§ **TASK**: Print the listing in its entirety and exactly, leaving out images.
#### RECORDED INFORMATION ####
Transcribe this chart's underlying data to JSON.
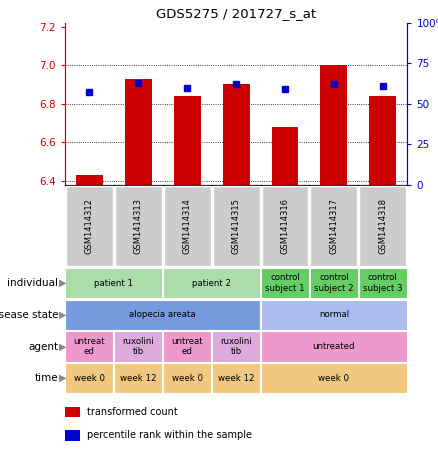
{
  "title": "GDS5275 / 201727_s_at",
  "samples": [
    "GSM1414312",
    "GSM1414313",
    "GSM1414314",
    "GSM1414315",
    "GSM1414316",
    "GSM1414317",
    "GSM1414318"
  ],
  "transformed_count": [
    6.43,
    6.93,
    6.84,
    6.9,
    6.68,
    7.0,
    6.84
  ],
  "percentile_rank": [
    57,
    63,
    60,
    62,
    59,
    62,
    61
  ],
  "ylim_left": [
    6.38,
    7.22
  ],
  "ylim_right": [
    0,
    100
  ],
  "yticks_left": [
    6.4,
    6.6,
    6.8,
    7.0,
    7.2
  ],
  "yticks_right": [
    0,
    25,
    50,
    75,
    100
  ],
  "ytick_labels_right": [
    "0",
    "25",
    "50",
    "75",
    "100%"
  ],
  "bar_color": "#cc0000",
  "dot_color": "#0000cc",
  "annotation_rows": [
    {
      "label": "individual",
      "cells": [
        {
          "text": "patient 1",
          "colspan": 2,
          "color": "#aaddaa"
        },
        {
          "text": "patient 2",
          "colspan": 2,
          "color": "#aaddaa"
        },
        {
          "text": "control\nsubject 1",
          "colspan": 1,
          "color": "#66cc66"
        },
        {
          "text": "control\nsubject 2",
          "colspan": 1,
          "color": "#66cc66"
        },
        {
          "text": "control\nsubject 3",
          "colspan": 1,
          "color": "#66cc66"
        }
      ]
    },
    {
      "label": "disease state",
      "cells": [
        {
          "text": "alopecia areata",
          "colspan": 4,
          "color": "#7799dd"
        },
        {
          "text": "normal",
          "colspan": 3,
          "color": "#aabbee"
        }
      ]
    },
    {
      "label": "agent",
      "cells": [
        {
          "text": "untreat\ned",
          "colspan": 1,
          "color": "#ee99cc"
        },
        {
          "text": "ruxolini\ntib",
          "colspan": 1,
          "color": "#ddaadd"
        },
        {
          "text": "untreat\ned",
          "colspan": 1,
          "color": "#ee99cc"
        },
        {
          "text": "ruxolini\ntib",
          "colspan": 1,
          "color": "#ddaadd"
        },
        {
          "text": "untreated",
          "colspan": 3,
          "color": "#ee99cc"
        }
      ]
    },
    {
      "label": "time",
      "cells": [
        {
          "text": "week 0",
          "colspan": 1,
          "color": "#f0c880"
        },
        {
          "text": "week 12",
          "colspan": 1,
          "color": "#f0c880"
        },
        {
          "text": "week 0",
          "colspan": 1,
          "color": "#f0c880"
        },
        {
          "text": "week 12",
          "colspan": 1,
          "color": "#f0c880"
        },
        {
          "text": "week 0",
          "colspan": 3,
          "color": "#f0c880"
        }
      ]
    }
  ],
  "legend_items": [
    {
      "color": "#cc0000",
      "label": "transformed count"
    },
    {
      "color": "#0000cc",
      "label": "percentile rank within the sample"
    }
  ],
  "gsm_box_color": "#cccccc",
  "arrow_color": "#888888"
}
####
§ **ANSWER TO THIS TASK**:
Transcribe this chart's underlying data to JSON.
{
  "title": "GDS5275 / 201727_s_at",
  "samples": [
    "GSM1414312",
    "GSM1414313",
    "GSM1414314",
    "GSM1414315",
    "GSM1414316",
    "GSM1414317",
    "GSM1414318"
  ],
  "transformed_count": [
    6.43,
    6.93,
    6.84,
    6.9,
    6.68,
    7.0,
    6.84
  ],
  "percentile_rank": [
    57,
    63,
    60,
    62,
    59,
    62,
    61
  ],
  "ylim_left": [
    6.38,
    7.22
  ],
  "ylim_right": [
    0,
    100
  ],
  "yticks_left": [
    6.4,
    6.6,
    6.8,
    7.0,
    7.2
  ],
  "yticks_right": [
    0,
    25,
    50,
    75,
    100
  ],
  "ytick_labels_right": [
    "0",
    "25",
    "50",
    "75",
    "100%"
  ],
  "bar_color": "#cc0000",
  "dot_color": "#0000cc",
  "annotation_rows": [
    {
      "label": "individual",
      "cells": [
        {
          "text": "patient 1",
          "colspan": 2,
          "color": "#aaddaa"
        },
        {
          "text": "patient 2",
          "colspan": 2,
          "color": "#aaddaa"
        },
        {
          "text": "control\nsubject 1",
          "colspan": 1,
          "color": "#66cc66"
        },
        {
          "text": "control\nsubject 2",
          "colspan": 1,
          "color": "#66cc66"
        },
        {
          "text": "control\nsubject 3",
          "colspan": 1,
          "color": "#66cc66"
        }
      ]
    },
    {
      "label": "disease state",
      "cells": [
        {
          "text": "alopecia areata",
          "colspan": 4,
          "color": "#7799dd"
        },
        {
          "text": "normal",
          "colspan": 3,
          "color": "#aabbee"
        }
      ]
    },
    {
      "label": "agent",
      "cells": [
        {
          "text": "untreat\ned",
          "colspan": 1,
          "color": "#ee99cc"
        },
        {
          "text": "ruxolini\ntib",
          "colspan": 1,
          "color": "#ddaadd"
        },
        {
          "text": "untreat\ned",
          "colspan": 1,
          "color": "#ee99cc"
        },
        {
          "text": "ruxolini\ntib",
          "colspan": 1,
          "color": "#ddaadd"
        },
        {
          "text": "untreated",
          "colspan": 3,
          "color": "#ee99cc"
        }
      ]
    },
    {
      "label": "time",
      "cells": [
        {
          "text": "week 0",
          "colspan": 1,
          "color": "#f0c880"
        },
        {
          "text": "week 12",
          "colspan": 1,
          "color": "#f0c880"
        },
        {
          "text": "week 0",
          "colspan": 1,
          "color": "#f0c880"
        },
        {
          "text": "week 12",
          "colspan": 1,
          "color": "#f0c880"
        },
        {
          "text": "week 0",
          "colspan": 3,
          "color": "#f0c880"
        }
      ]
    }
  ],
  "legend_items": [
    {
      "color": "#cc0000",
      "label": "transformed count"
    },
    {
      "color": "#0000cc",
      "label": "percentile rank within the sample"
    }
  ],
  "gsm_box_color": "#cccccc",
  "arrow_color": "#888888"
}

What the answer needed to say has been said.